▶ Entries supplied:

BEGIN

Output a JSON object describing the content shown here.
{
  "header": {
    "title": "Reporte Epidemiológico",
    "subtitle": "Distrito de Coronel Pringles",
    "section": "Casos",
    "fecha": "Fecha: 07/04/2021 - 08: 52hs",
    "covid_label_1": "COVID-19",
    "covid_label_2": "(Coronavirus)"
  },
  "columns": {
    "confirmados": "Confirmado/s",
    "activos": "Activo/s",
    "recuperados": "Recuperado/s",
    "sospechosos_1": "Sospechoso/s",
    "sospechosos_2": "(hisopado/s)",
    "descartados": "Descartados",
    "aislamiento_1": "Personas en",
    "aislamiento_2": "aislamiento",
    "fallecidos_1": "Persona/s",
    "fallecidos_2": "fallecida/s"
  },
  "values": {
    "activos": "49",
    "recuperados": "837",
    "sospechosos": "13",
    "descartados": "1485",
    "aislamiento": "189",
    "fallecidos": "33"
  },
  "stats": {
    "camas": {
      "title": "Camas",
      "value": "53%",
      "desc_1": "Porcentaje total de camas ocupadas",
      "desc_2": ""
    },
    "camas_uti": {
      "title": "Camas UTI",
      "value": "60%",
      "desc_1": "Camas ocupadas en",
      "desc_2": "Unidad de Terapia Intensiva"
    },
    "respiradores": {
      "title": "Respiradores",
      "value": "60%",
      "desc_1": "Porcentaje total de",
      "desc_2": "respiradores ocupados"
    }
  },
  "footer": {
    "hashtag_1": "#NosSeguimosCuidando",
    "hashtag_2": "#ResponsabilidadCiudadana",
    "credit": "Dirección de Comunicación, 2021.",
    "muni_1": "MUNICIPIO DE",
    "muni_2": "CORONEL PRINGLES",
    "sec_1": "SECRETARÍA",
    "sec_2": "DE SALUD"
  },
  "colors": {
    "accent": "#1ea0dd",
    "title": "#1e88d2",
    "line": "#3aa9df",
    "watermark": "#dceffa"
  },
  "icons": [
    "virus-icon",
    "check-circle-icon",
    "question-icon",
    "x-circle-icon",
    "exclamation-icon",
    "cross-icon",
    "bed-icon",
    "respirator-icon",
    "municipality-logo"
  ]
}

END

How many lines in the entries contain the string "descartados"? Answer with the number only.

▶ Output of the task: 2